Find every line below that contains the word "gmail" and copy it out.

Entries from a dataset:
# # #

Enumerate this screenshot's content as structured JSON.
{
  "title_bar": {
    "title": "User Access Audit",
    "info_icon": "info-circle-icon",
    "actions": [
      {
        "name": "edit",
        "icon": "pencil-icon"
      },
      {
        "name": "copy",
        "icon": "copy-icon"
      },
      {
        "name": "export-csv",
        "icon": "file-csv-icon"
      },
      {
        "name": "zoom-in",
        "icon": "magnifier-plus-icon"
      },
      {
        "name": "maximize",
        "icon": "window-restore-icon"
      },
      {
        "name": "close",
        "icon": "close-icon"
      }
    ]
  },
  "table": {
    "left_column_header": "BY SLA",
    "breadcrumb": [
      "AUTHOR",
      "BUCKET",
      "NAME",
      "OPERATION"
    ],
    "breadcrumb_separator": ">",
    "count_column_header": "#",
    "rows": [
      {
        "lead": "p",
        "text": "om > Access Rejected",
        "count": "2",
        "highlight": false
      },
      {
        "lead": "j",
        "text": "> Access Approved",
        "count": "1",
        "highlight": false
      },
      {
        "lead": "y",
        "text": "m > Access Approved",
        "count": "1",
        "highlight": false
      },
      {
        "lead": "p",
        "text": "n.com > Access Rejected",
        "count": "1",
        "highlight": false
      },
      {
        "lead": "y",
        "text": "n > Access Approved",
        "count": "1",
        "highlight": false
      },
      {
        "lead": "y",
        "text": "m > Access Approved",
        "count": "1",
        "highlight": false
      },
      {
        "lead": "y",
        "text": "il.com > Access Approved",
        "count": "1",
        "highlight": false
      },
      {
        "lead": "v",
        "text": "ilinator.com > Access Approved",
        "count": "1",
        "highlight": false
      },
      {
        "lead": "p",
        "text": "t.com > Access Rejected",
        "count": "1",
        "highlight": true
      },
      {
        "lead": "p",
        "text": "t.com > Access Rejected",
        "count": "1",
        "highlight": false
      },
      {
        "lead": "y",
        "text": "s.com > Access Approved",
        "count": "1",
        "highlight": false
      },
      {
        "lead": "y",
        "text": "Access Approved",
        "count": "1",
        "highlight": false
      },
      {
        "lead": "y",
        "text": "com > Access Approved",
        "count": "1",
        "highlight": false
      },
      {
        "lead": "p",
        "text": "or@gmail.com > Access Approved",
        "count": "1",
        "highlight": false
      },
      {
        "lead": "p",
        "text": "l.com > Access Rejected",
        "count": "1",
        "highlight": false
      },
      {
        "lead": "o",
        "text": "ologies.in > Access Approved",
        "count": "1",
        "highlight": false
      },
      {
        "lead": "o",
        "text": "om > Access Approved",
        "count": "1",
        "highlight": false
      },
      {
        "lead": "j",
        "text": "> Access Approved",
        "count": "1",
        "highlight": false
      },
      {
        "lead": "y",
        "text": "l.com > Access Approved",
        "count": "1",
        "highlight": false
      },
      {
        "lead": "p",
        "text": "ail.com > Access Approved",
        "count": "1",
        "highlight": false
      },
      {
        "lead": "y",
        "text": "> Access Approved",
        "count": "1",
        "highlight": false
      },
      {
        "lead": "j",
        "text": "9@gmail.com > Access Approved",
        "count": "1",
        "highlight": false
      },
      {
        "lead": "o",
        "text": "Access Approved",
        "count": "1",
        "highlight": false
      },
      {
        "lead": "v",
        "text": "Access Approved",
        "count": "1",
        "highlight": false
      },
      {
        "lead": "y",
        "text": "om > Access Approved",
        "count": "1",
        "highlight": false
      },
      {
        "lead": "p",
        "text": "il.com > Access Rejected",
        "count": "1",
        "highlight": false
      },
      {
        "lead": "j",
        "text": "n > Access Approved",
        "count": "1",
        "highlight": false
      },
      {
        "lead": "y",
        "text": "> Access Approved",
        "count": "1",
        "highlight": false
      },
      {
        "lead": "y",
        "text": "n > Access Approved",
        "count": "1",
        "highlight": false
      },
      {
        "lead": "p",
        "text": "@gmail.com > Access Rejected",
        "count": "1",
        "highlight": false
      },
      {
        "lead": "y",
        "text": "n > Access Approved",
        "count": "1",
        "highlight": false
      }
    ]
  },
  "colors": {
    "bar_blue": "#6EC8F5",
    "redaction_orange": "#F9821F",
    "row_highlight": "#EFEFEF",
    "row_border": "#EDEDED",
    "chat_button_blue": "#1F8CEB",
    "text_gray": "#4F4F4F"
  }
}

# # #

_Answer to the exercise_
        "text": "or@gmail.com > Access Approved",
        "text": "9@gmail.com > Access Approved",
        "text": "@gmail.com > Access Rejected",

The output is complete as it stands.